[Stored data entries]
§
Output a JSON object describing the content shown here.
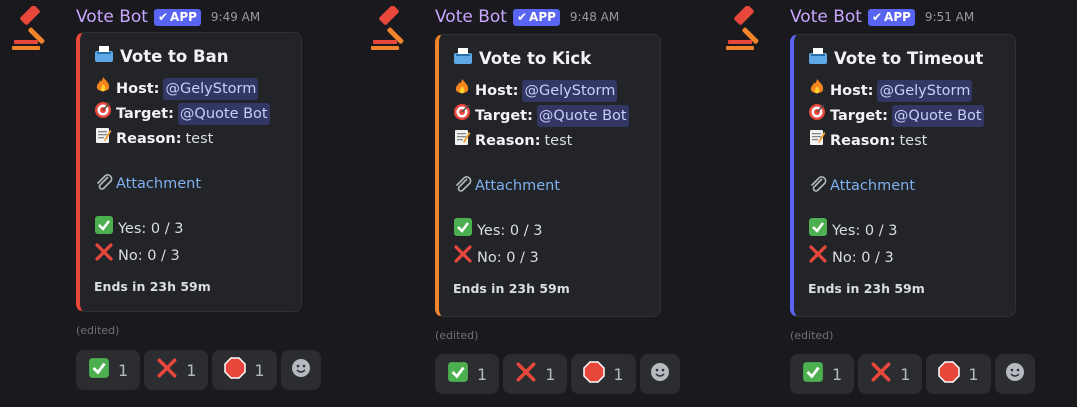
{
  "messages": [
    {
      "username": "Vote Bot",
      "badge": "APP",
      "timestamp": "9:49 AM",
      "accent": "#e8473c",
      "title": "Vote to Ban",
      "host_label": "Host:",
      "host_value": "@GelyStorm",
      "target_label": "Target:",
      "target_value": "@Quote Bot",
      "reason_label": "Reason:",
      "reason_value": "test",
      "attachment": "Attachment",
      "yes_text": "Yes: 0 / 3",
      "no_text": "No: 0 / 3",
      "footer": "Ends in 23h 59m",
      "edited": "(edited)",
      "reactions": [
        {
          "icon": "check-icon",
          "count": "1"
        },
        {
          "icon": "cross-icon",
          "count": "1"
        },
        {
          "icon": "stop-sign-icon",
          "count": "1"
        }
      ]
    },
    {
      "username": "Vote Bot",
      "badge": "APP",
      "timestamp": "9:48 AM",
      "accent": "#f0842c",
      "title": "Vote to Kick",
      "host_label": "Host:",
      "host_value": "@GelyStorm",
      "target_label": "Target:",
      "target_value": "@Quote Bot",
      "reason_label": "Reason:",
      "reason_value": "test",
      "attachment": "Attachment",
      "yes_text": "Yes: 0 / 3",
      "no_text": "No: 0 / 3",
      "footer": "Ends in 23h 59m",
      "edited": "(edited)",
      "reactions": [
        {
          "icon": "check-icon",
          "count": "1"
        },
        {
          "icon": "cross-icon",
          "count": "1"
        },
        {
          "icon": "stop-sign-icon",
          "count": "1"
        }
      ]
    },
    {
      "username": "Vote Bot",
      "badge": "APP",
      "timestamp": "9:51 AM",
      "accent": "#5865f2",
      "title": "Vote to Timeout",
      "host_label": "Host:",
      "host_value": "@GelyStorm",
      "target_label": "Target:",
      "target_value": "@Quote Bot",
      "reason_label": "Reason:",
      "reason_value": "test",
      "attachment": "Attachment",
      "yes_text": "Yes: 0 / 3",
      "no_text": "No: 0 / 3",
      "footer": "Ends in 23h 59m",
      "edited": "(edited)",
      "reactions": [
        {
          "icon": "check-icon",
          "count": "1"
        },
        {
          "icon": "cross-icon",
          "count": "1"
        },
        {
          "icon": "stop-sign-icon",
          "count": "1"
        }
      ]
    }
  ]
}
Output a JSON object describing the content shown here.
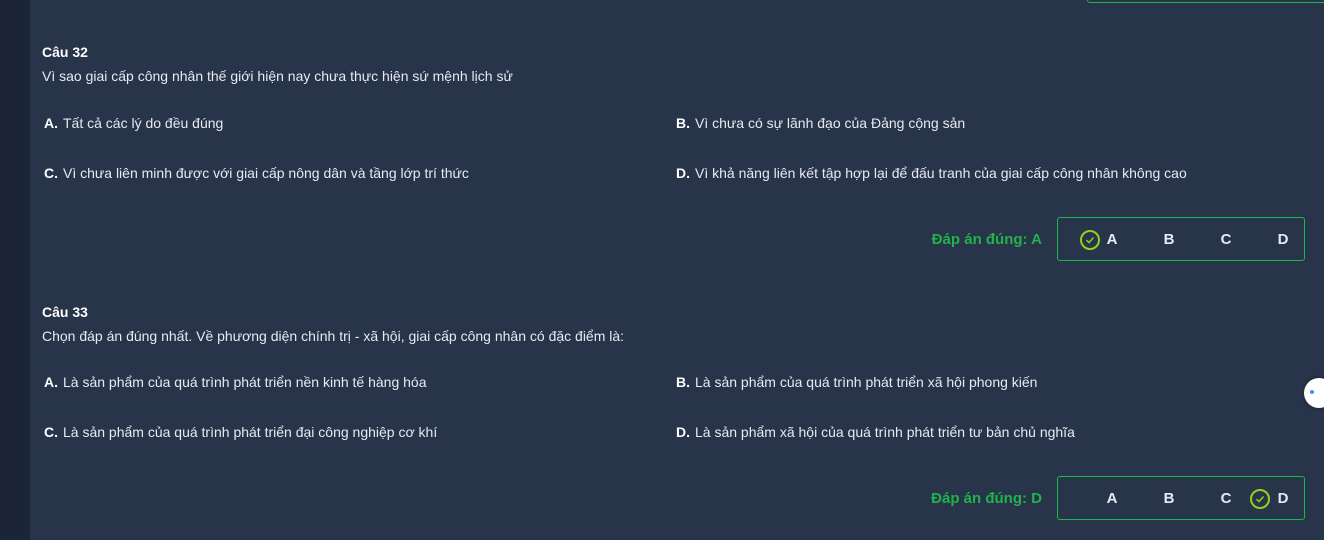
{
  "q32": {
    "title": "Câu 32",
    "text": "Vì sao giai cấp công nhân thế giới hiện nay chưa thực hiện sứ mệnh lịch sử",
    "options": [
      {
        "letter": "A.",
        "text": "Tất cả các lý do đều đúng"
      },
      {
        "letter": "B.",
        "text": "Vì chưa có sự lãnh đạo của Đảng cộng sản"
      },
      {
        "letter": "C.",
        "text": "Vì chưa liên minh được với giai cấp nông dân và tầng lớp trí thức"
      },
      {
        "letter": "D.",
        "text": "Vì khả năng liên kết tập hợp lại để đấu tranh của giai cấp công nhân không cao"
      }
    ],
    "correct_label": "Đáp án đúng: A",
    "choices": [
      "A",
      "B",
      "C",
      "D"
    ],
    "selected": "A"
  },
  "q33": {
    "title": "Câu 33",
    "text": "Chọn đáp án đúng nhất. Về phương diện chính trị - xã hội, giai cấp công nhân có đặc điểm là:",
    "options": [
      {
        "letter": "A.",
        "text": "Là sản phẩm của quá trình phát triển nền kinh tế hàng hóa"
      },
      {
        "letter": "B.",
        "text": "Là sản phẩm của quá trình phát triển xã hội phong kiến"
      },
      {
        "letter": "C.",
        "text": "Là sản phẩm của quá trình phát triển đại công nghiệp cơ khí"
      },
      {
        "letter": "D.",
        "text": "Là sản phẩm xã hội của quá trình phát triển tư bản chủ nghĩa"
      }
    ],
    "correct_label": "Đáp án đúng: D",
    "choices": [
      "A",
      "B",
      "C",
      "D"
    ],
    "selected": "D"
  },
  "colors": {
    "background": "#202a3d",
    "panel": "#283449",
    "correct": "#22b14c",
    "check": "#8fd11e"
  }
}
§
▸ Your goal
Each record above must be returned exactly as written, with its pictures omitted.

▸ Result of this task
Output a JSON object describing the content shown here.
{
  "messages": [
    {
      "username": "Vote Bot",
      "badge": "APP",
      "timestamp": "9:49 AM",
      "accent": "#e8473c",
      "title": "Vote to Ban",
      "host_label": "Host:",
      "host_value": "@GelyStorm",
      "target_label": "Target:",
      "target_value": "@Quote Bot",
      "reason_label": "Reason:",
      "reason_value": "test",
      "attachment": "Attachment",
      "yes_text": "Yes: 0 / 3",
      "no_text": "No: 0 / 3",
      "footer": "Ends in 23h 59m",
      "edited": "(edited)",
      "reactions": [
        {
          "icon": "check-icon",
          "count": "1"
        },
        {
          "icon": "cross-icon",
          "count": "1"
        },
        {
          "icon": "stop-sign-icon",
          "count": "1"
        }
      ]
    },
    {
      "username": "Vote Bot",
      "badge": "APP",
      "timestamp": "9:48 AM",
      "accent": "#f0842c",
      "title": "Vote to Kick",
      "host_label": "Host:",
      "host_value": "@GelyStorm",
      "target_label": "Target:",
      "target_value": "@Quote Bot",
      "reason_label": "Reason:",
      "reason_value": "test",
      "attachment": "Attachment",
      "yes_text": "Yes: 0 / 3",
      "no_text": "No: 0 / 3",
      "footer": "Ends in 23h 59m",
      "edited": "(edited)",
      "reactions": [
        {
          "icon": "check-icon",
          "count": "1"
        },
        {
          "icon": "cross-icon",
          "count": "1"
        },
        {
          "icon": "stop-sign-icon",
          "count": "1"
        }
      ]
    },
    {
      "username": "Vote Bot",
      "badge": "APP",
      "timestamp": "9:51 AM",
      "accent": "#5865f2",
      "title": "Vote to Timeout",
      "host_label": "Host:",
      "host_value": "@GelyStorm",
      "target_label": "Target:",
      "target_value": "@Quote Bot",
      "reason_label": "Reason:",
      "reason_value": "test",
      "attachment": "Attachment",
      "yes_text": "Yes: 0 / 3",
      "no_text": "No: 0 / 3",
      "footer": "Ends in 23h 59m",
      "edited": "(edited)",
      "reactions": [
        {
          "icon": "check-icon",
          "count": "1"
        },
        {
          "icon": "cross-icon",
          "count": "1"
        },
        {
          "icon": "stop-sign-icon",
          "count": "1"
        }
      ]
    }
  ]
}
Output a JSON object describing the content shown here.
{
  "q32": {
    "title": "Câu 32",
    "text": "Vì sao giai cấp công nhân thế giới hiện nay chưa thực hiện sứ mệnh lịch sử",
    "options": [
      {
        "letter": "A.",
        "text": "Tất cả các lý do đều đúng"
      },
      {
        "letter": "B.",
        "text": "Vì chưa có sự lãnh đạo của Đảng cộng sản"
      },
      {
        "letter": "C.",
        "text": "Vì chưa liên minh được với giai cấp nông dân và tầng lớp trí thức"
      },
      {
        "letter": "D.",
        "text": "Vì khả năng liên kết tập hợp lại để đấu tranh của giai cấp công nhân không cao"
      }
    ],
    "correct_label": "Đáp án đúng: A",
    "choices": [
      "A",
      "B",
      "C",
      "D"
    ],
    "selected": "A"
  },
  "q33": {
    "title": "Câu 33",
    "text": "Chọn đáp án đúng nhất. Về phương diện chính trị - xã hội, giai cấp công nhân có đặc điểm là:",
    "options": [
      {
        "letter": "A.",
        "text": "Là sản phẩm của quá trình phát triển nền kinh tế hàng hóa"
      },
      {
        "letter": "B.",
        "text": "Là sản phẩm của quá trình phát triển xã hội phong kiến"
      },
      {
        "letter": "C.",
        "text": "Là sản phẩm của quá trình phát triển đại công nghiệp cơ khí"
      },
      {
        "letter": "D.",
        "text": "Là sản phẩm xã hội của quá trình phát triển tư bản chủ nghĩa"
      }
    ],
    "correct_label": "Đáp án đúng: D",
    "choices": [
      "A",
      "B",
      "C",
      "D"
    ],
    "selected": "D"
  },
  "colors": {
    "background": "#202a3d",
    "panel": "#283449",
    "correct": "#22b14c",
    "check": "#8fd11e"
  }
}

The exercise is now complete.